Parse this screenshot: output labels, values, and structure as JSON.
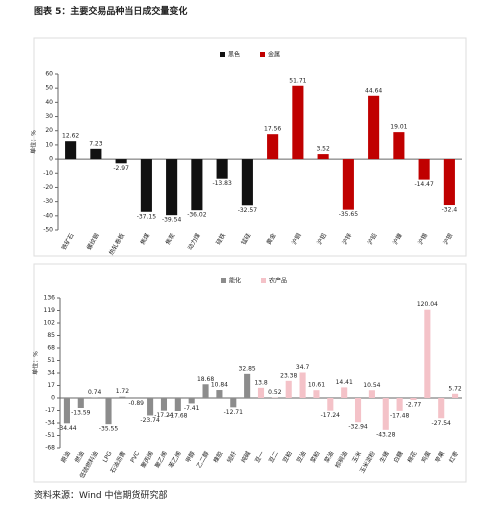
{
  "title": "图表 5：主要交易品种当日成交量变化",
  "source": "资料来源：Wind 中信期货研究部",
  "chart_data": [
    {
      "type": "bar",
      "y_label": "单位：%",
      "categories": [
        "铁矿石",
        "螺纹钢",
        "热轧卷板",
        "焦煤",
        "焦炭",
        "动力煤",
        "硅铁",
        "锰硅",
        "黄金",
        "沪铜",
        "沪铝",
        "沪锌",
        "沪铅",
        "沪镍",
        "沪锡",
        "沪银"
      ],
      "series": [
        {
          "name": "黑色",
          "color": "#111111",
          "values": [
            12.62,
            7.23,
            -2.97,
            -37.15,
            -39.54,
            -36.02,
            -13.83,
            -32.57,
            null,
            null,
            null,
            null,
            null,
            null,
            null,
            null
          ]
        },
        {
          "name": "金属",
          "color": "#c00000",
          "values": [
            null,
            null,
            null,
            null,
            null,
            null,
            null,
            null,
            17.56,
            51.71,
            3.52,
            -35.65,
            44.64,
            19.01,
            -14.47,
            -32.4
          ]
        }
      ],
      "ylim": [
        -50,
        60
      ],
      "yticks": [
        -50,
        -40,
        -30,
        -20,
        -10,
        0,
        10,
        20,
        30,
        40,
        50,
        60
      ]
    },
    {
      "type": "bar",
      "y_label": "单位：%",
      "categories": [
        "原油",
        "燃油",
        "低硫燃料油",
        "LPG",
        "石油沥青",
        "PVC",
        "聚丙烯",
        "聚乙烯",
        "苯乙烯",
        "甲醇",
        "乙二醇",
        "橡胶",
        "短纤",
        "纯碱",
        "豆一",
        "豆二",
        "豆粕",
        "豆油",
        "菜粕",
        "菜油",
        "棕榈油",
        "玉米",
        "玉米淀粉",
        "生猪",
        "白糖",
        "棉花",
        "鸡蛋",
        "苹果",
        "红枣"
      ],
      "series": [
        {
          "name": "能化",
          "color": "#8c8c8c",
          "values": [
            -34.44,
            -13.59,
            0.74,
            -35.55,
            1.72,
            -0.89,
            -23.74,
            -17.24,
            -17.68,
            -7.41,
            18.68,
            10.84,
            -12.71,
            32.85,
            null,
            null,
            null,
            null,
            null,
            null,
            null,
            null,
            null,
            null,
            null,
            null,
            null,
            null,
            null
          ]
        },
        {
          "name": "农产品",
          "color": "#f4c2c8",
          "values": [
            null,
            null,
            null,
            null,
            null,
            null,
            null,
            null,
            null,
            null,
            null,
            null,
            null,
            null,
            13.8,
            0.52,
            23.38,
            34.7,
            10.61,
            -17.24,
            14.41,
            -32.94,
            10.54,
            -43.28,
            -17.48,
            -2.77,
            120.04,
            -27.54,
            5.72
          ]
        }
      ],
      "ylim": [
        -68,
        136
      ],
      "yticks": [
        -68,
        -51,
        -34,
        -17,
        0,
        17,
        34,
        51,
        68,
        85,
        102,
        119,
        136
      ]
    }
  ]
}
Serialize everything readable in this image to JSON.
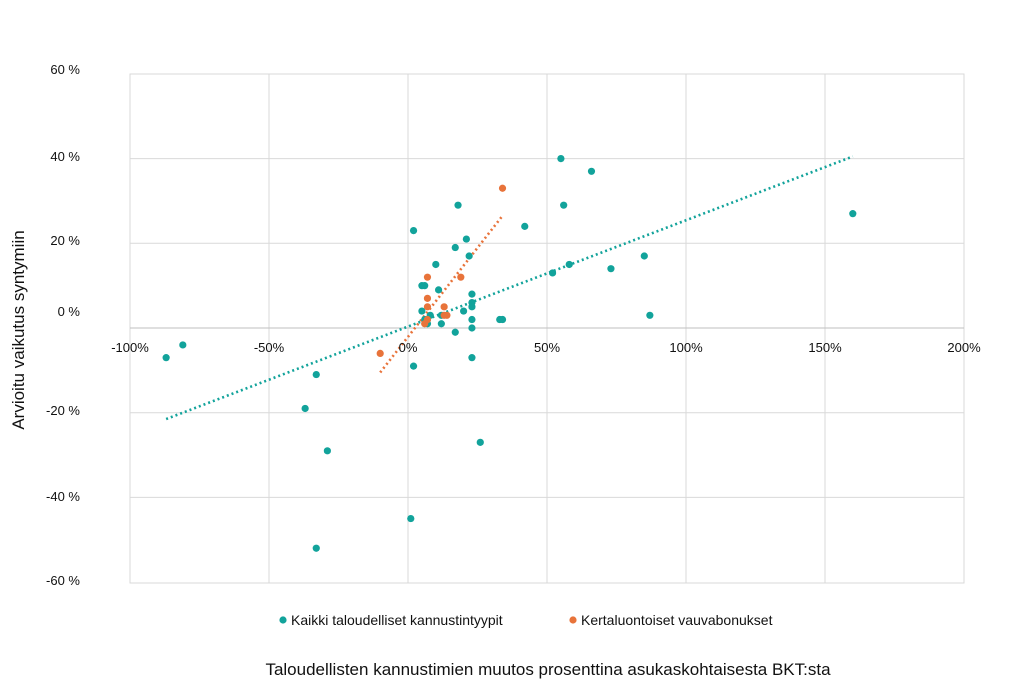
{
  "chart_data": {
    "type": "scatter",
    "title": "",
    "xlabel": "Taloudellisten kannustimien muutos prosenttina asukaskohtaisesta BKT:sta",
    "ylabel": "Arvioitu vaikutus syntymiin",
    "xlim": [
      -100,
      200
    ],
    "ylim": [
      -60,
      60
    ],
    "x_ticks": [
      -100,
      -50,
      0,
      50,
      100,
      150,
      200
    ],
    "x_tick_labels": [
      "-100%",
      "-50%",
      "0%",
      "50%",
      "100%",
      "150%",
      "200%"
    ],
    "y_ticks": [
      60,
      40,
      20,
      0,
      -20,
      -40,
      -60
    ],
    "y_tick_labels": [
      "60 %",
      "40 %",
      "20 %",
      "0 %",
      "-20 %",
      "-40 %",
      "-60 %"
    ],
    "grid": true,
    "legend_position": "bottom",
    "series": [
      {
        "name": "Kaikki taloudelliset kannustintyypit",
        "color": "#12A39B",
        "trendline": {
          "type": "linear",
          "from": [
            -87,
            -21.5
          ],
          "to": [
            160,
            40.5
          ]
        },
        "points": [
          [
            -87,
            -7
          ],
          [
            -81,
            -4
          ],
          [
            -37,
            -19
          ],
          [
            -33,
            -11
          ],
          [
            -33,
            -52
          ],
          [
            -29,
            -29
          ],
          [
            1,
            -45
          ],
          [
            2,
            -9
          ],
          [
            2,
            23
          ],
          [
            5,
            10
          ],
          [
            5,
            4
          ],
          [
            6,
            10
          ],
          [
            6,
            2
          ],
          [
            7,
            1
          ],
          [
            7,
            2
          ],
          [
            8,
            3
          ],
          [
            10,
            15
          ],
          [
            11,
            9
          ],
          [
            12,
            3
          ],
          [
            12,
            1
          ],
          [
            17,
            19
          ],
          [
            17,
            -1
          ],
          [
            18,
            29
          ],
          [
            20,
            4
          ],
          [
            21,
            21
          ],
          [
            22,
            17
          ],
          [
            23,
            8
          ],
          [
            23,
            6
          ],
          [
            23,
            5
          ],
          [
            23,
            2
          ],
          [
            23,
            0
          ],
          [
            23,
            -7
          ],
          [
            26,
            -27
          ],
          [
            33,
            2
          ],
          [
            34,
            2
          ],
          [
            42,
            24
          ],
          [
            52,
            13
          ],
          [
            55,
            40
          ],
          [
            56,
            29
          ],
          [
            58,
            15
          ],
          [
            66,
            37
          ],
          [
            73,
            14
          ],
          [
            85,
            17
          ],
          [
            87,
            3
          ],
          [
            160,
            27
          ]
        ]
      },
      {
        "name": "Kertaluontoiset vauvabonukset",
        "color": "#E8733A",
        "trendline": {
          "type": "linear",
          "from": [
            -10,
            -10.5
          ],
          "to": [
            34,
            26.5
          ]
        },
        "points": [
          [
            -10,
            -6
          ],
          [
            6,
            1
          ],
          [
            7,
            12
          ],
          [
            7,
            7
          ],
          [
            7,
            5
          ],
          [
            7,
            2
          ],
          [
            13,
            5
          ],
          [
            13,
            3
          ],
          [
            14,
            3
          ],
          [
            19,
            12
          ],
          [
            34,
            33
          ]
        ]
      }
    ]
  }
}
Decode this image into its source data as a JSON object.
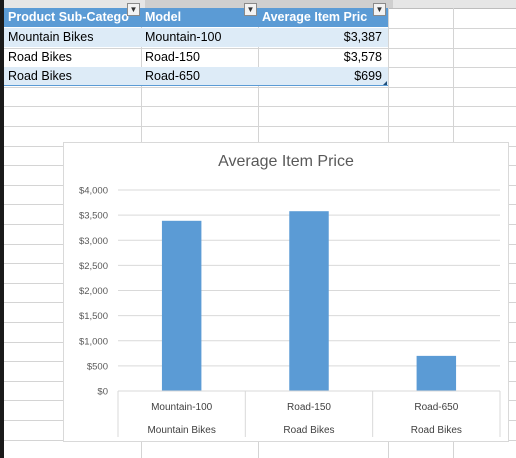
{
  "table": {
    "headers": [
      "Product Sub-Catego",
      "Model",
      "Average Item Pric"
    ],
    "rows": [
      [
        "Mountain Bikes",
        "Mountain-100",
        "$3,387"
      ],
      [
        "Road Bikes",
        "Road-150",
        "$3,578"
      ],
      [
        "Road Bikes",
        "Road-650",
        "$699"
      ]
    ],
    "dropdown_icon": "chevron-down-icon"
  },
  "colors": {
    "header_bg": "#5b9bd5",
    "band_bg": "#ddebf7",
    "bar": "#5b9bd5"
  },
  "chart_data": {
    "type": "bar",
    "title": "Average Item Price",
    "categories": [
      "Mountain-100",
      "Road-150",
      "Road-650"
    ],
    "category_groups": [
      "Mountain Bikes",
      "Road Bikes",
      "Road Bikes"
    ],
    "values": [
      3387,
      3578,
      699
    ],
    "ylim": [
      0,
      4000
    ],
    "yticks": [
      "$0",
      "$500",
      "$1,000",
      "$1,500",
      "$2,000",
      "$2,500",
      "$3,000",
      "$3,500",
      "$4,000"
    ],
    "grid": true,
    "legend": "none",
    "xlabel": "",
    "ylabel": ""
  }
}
■ ■ ■ ■ ■ ■ ■
● **Problem description**
Leave out the pictures and return every record word for word.

● **Finished answer**
Parse this screenshot: output labels, values, and structure as JSON.
{
  "title": "图表 5：主要交易品种当日成交量变化",
  "source": "资料来源：Wind 中信期货研究部",
  "chart_data": [
    {
      "type": "bar",
      "y_label": "单位：%",
      "categories": [
        "铁矿石",
        "螺纹钢",
        "热轧卷板",
        "焦煤",
        "焦炭",
        "动力煤",
        "硅铁",
        "锰硅",
        "黄金",
        "沪铜",
        "沪铝",
        "沪锌",
        "沪铅",
        "沪镍",
        "沪锡",
        "沪银"
      ],
      "series": [
        {
          "name": "黑色",
          "color": "#111111",
          "values": [
            12.62,
            7.23,
            -2.97,
            -37.15,
            -39.54,
            -36.02,
            -13.83,
            -32.57,
            null,
            null,
            null,
            null,
            null,
            null,
            null,
            null
          ]
        },
        {
          "name": "金属",
          "color": "#c00000",
          "values": [
            null,
            null,
            null,
            null,
            null,
            null,
            null,
            null,
            17.56,
            51.71,
            3.52,
            -35.65,
            44.64,
            19.01,
            -14.47,
            -32.4
          ]
        }
      ],
      "ylim": [
        -50,
        60
      ],
      "yticks": [
        -50,
        -40,
        -30,
        -20,
        -10,
        0,
        10,
        20,
        30,
        40,
        50,
        60
      ]
    },
    {
      "type": "bar",
      "y_label": "单位：%",
      "categories": [
        "原油",
        "燃油",
        "低硫燃料油",
        "LPG",
        "石油沥青",
        "PVC",
        "聚丙烯",
        "聚乙烯",
        "苯乙烯",
        "甲醇",
        "乙二醇",
        "橡胶",
        "短纤",
        "纯碱",
        "豆一",
        "豆二",
        "豆粕",
        "豆油",
        "菜粕",
        "菜油",
        "棕榈油",
        "玉米",
        "玉米淀粉",
        "生猪",
        "白糖",
        "棉花",
        "鸡蛋",
        "苹果",
        "红枣"
      ],
      "series": [
        {
          "name": "能化",
          "color": "#8c8c8c",
          "values": [
            -34.44,
            -13.59,
            0.74,
            -35.55,
            1.72,
            -0.89,
            -23.74,
            -17.24,
            -17.68,
            -7.41,
            18.68,
            10.84,
            -12.71,
            32.85,
            null,
            null,
            null,
            null,
            null,
            null,
            null,
            null,
            null,
            null,
            null,
            null,
            null,
            null,
            null
          ]
        },
        {
          "name": "农产品",
          "color": "#f4c2c8",
          "values": [
            null,
            null,
            null,
            null,
            null,
            null,
            null,
            null,
            null,
            null,
            null,
            null,
            null,
            null,
            13.8,
            0.52,
            23.38,
            34.7,
            10.61,
            -17.24,
            14.41,
            -32.94,
            10.54,
            -43.28,
            -17.48,
            -2.77,
            120.04,
            -27.54,
            5.72
          ]
        }
      ],
      "ylim": [
        -68,
        136
      ],
      "yticks": [
        -68,
        -51,
        -34,
        -17,
        0,
        17,
        34,
        51,
        68,
        85,
        102,
        119,
        136
      ]
    }
  ]
}
Serialize everything readable in this image to JSON.
{
  "chart_data": {
    "type": "scatter",
    "title": "",
    "xlabel": "Taloudellisten kannustimien muutos prosenttina asukaskohtaisesta BKT:sta",
    "ylabel": "Arvioitu vaikutus syntymiin",
    "xlim": [
      -100,
      200
    ],
    "ylim": [
      -60,
      60
    ],
    "x_ticks": [
      -100,
      -50,
      0,
      50,
      100,
      150,
      200
    ],
    "x_tick_labels": [
      "-100%",
      "-50%",
      "0%",
      "50%",
      "100%",
      "150%",
      "200%"
    ],
    "y_ticks": [
      60,
      40,
      20,
      0,
      -20,
      -40,
      -60
    ],
    "y_tick_labels": [
      "60 %",
      "40 %",
      "20 %",
      "0 %",
      "-20 %",
      "-40 %",
      "-60 %"
    ],
    "grid": true,
    "legend_position": "bottom",
    "series": [
      {
        "name": "Kaikki taloudelliset kannustintyypit",
        "color": "#12A39B",
        "trendline": {
          "type": "linear",
          "from": [
            -87,
            -21.5
          ],
          "to": [
            160,
            40.5
          ]
        },
        "points": [
          [
            -87,
            -7
          ],
          [
            -81,
            -4
          ],
          [
            -37,
            -19
          ],
          [
            -33,
            -11
          ],
          [
            -33,
            -52
          ],
          [
            -29,
            -29
          ],
          [
            1,
            -45
          ],
          [
            2,
            -9
          ],
          [
            2,
            23
          ],
          [
            5,
            10
          ],
          [
            5,
            4
          ],
          [
            6,
            10
          ],
          [
            6,
            2
          ],
          [
            7,
            1
          ],
          [
            7,
            2
          ],
          [
            8,
            3
          ],
          [
            10,
            15
          ],
          [
            11,
            9
          ],
          [
            12,
            3
          ],
          [
            12,
            1
          ],
          [
            17,
            19
          ],
          [
            17,
            -1
          ],
          [
            18,
            29
          ],
          [
            20,
            4
          ],
          [
            21,
            21
          ],
          [
            22,
            17
          ],
          [
            23,
            8
          ],
          [
            23,
            6
          ],
          [
            23,
            5
          ],
          [
            23,
            2
          ],
          [
            23,
            0
          ],
          [
            23,
            -7
          ],
          [
            26,
            -27
          ],
          [
            33,
            2
          ],
          [
            34,
            2
          ],
          [
            42,
            24
          ],
          [
            52,
            13
          ],
          [
            55,
            40
          ],
          [
            56,
            29
          ],
          [
            58,
            15
          ],
          [
            66,
            37
          ],
          [
            73,
            14
          ],
          [
            85,
            17
          ],
          [
            87,
            3
          ],
          [
            160,
            27
          ]
        ]
      },
      {
        "name": "Kertaluontoiset vauvabonukset",
        "color": "#E8733A",
        "trendline": {
          "type": "linear",
          "from": [
            -10,
            -10.5
          ],
          "to": [
            34,
            26.5
          ]
        },
        "points": [
          [
            -10,
            -6
          ],
          [
            6,
            1
          ],
          [
            7,
            12
          ],
          [
            7,
            7
          ],
          [
            7,
            5
          ],
          [
            7,
            2
          ],
          [
            13,
            5
          ],
          [
            13,
            3
          ],
          [
            14,
            3
          ],
          [
            19,
            12
          ],
          [
            34,
            33
          ]
        ]
      }
    ]
  }
}
Decode this image into its source data as a JSON object.
{
  "table": {
    "headers": [
      "Product Sub-Catego",
      "Model",
      "Average Item Pric"
    ],
    "rows": [
      [
        "Mountain Bikes",
        "Mountain-100",
        "$3,387"
      ],
      [
        "Road Bikes",
        "Road-150",
        "$3,578"
      ],
      [
        "Road Bikes",
        "Road-650",
        "$699"
      ]
    ],
    "dropdown_icon": "chevron-down-icon"
  },
  "colors": {
    "header_bg": "#5b9bd5",
    "band_bg": "#ddebf7",
    "bar": "#5b9bd5"
  },
  "chart_data": {
    "type": "bar",
    "title": "Average Item Price",
    "categories": [
      "Mountain-100",
      "Road-150",
      "Road-650"
    ],
    "category_groups": [
      "Mountain Bikes",
      "Road Bikes",
      "Road Bikes"
    ],
    "values": [
      3387,
      3578,
      699
    ],
    "ylim": [
      0,
      4000
    ],
    "yticks": [
      "$0",
      "$500",
      "$1,000",
      "$1,500",
      "$2,000",
      "$2,500",
      "$3,000",
      "$3,500",
      "$4,000"
    ],
    "grid": true,
    "legend": "none",
    "xlabel": "",
    "ylabel": ""
  }
}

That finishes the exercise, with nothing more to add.